All lines in which the word "retrieved" occurs are to be extracted.

+ + +

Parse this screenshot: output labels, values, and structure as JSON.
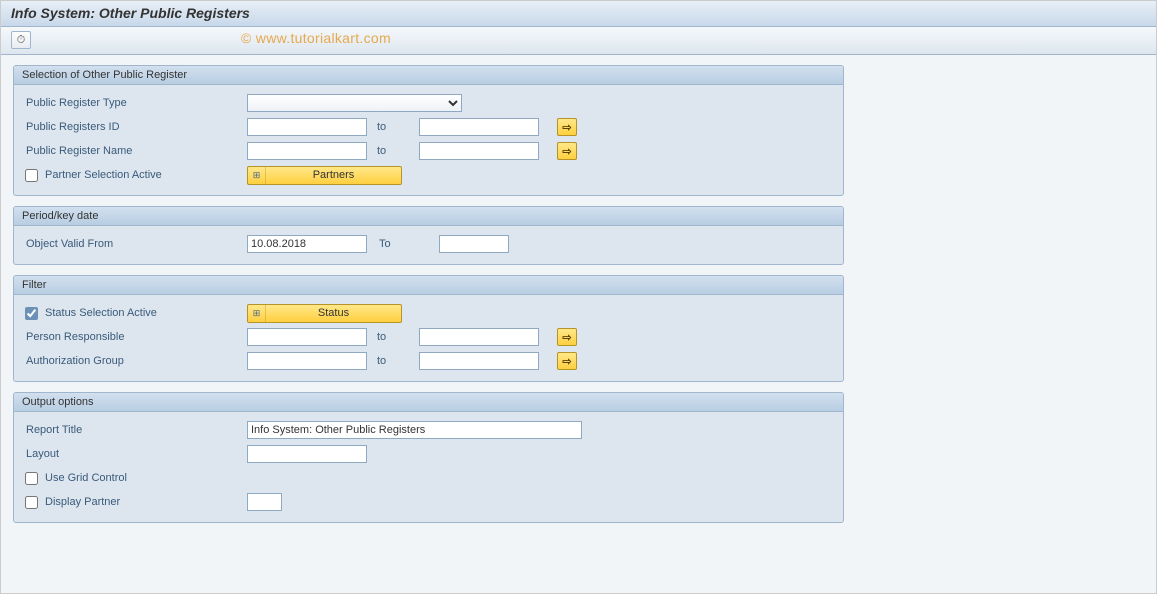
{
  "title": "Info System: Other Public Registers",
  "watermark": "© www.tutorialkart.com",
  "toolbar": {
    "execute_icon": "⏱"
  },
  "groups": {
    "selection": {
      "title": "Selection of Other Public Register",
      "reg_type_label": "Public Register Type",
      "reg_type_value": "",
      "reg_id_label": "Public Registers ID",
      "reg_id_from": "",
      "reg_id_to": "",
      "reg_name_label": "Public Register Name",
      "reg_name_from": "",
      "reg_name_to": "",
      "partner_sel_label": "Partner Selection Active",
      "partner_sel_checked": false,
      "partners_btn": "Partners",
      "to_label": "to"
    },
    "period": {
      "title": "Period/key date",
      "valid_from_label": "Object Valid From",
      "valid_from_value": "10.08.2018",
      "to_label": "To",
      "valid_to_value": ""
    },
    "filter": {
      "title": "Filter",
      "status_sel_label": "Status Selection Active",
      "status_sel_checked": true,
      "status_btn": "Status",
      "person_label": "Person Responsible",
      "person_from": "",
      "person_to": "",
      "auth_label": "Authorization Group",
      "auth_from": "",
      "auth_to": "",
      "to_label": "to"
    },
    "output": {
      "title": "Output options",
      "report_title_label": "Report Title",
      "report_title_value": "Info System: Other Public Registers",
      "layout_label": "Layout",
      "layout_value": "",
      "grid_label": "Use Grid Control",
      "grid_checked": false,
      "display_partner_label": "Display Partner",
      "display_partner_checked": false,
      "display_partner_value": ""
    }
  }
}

+ + +

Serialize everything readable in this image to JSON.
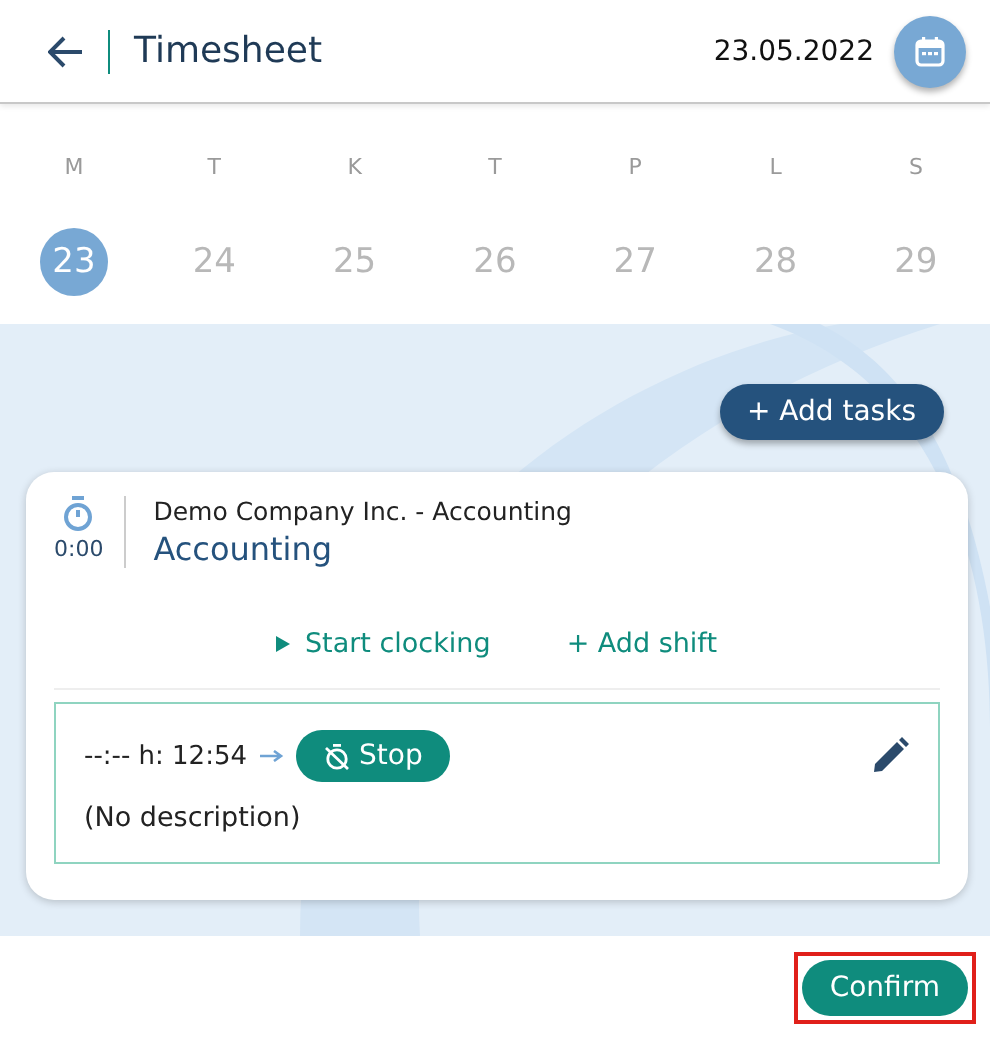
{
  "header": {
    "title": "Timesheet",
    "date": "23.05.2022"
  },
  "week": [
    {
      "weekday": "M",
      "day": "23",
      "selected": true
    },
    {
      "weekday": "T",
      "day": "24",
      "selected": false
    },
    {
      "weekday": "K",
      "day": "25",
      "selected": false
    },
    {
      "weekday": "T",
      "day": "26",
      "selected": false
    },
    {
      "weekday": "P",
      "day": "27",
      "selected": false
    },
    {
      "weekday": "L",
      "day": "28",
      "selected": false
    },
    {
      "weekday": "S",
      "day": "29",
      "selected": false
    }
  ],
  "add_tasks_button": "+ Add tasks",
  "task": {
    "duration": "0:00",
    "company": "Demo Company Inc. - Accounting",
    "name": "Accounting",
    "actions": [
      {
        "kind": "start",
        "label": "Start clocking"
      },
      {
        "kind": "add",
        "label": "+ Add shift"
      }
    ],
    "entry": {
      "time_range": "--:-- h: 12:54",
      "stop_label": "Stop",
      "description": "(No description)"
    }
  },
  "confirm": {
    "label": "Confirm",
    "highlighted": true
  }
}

+ + +

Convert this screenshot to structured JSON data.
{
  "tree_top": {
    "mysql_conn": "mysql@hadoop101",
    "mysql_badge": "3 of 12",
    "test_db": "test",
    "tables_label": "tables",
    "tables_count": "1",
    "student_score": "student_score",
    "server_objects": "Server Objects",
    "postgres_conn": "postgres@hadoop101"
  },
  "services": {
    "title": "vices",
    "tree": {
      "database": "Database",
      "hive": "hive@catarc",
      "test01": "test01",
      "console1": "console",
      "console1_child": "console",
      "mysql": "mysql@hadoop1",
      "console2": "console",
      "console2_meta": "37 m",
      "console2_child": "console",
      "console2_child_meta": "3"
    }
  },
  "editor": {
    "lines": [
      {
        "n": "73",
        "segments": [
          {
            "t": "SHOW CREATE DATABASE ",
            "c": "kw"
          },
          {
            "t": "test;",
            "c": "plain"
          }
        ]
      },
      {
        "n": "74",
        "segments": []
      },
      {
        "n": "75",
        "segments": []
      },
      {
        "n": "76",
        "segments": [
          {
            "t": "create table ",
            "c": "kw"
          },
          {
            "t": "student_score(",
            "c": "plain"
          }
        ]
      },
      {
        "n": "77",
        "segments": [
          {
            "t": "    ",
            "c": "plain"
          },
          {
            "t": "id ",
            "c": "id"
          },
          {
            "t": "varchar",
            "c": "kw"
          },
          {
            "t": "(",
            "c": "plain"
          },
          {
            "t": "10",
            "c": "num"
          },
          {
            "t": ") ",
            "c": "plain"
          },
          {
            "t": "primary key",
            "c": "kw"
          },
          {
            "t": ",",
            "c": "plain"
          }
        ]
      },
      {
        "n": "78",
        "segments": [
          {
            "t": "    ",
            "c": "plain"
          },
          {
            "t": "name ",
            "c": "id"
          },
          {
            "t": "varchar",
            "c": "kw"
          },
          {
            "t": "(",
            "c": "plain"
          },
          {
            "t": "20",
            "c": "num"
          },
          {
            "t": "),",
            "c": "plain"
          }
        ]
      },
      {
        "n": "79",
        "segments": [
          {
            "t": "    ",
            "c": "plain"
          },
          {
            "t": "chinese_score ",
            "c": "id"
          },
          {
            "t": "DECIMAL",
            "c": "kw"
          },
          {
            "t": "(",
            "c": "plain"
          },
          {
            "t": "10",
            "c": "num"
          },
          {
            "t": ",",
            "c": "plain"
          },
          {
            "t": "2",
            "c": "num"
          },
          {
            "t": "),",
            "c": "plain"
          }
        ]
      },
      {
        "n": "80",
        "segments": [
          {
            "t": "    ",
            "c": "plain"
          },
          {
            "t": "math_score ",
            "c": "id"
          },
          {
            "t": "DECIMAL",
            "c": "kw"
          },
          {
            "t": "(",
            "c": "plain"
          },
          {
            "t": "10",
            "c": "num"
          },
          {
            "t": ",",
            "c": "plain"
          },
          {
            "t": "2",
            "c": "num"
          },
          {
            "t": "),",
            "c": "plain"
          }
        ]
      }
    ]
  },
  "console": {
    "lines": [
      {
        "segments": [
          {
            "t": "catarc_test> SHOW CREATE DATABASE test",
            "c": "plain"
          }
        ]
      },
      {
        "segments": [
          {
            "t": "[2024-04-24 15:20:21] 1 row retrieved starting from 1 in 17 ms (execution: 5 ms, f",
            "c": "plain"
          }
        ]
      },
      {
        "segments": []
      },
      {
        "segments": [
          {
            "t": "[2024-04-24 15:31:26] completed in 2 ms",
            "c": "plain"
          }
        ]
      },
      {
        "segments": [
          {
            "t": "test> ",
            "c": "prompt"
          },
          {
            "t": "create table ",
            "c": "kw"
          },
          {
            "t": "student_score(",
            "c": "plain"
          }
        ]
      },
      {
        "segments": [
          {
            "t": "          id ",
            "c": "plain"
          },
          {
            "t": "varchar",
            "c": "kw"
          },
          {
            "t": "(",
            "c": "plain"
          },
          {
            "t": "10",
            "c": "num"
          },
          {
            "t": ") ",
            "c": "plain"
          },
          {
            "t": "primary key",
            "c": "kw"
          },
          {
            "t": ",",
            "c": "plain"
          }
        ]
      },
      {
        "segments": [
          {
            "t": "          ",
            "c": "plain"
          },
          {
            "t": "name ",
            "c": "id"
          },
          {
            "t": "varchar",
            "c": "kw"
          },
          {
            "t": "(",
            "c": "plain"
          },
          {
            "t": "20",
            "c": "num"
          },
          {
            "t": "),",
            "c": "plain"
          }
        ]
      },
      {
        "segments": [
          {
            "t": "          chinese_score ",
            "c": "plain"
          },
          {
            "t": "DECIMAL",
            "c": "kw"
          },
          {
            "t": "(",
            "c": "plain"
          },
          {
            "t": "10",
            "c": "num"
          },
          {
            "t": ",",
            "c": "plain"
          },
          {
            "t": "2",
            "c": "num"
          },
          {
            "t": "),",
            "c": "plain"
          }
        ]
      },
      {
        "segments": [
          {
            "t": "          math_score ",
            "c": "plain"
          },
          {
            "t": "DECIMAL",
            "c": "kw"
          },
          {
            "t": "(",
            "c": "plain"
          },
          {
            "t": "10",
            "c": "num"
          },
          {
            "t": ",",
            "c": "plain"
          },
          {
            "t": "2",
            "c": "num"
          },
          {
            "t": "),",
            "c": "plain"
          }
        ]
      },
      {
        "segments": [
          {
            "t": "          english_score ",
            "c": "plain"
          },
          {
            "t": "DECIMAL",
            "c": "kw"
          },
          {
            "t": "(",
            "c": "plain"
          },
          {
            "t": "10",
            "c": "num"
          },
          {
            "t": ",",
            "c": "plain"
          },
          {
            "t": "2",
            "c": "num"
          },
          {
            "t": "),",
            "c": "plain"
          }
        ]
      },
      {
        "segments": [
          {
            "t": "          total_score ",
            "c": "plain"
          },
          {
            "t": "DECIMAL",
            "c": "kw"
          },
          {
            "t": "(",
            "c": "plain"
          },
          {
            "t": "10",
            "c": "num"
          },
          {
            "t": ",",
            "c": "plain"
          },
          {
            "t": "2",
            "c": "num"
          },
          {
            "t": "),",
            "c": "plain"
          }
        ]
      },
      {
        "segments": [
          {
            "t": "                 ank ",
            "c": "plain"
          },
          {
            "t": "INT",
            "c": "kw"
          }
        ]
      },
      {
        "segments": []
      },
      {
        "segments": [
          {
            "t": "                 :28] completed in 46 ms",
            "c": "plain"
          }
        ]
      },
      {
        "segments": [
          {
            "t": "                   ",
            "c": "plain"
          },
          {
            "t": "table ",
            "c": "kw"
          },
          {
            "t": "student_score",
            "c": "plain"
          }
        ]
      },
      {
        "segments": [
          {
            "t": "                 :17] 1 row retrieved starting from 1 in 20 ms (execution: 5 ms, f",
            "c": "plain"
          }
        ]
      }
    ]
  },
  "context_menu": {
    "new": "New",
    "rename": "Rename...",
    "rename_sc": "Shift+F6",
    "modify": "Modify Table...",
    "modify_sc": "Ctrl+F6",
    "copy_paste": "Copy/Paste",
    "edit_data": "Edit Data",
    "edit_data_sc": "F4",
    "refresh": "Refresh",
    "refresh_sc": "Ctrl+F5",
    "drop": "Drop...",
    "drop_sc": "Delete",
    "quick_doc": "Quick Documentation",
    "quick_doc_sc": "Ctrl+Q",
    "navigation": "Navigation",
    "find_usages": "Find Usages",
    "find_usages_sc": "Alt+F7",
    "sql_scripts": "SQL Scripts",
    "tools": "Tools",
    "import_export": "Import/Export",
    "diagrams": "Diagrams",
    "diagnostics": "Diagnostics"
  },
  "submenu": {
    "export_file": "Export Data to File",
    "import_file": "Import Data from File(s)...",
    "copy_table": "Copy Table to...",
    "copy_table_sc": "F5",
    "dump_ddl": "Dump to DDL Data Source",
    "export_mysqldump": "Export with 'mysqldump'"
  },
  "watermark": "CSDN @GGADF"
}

+ + +

▸ **TASK ANSWER**:
            "t": "[2024-04-24 15:20:21] 1 row retrieved starting from 1 in 17 ms (execution: 5 ms, f",
            "t": "                 :17] 1 row retrieved starting from 1 in 20 ms (execution: 5 ms, f",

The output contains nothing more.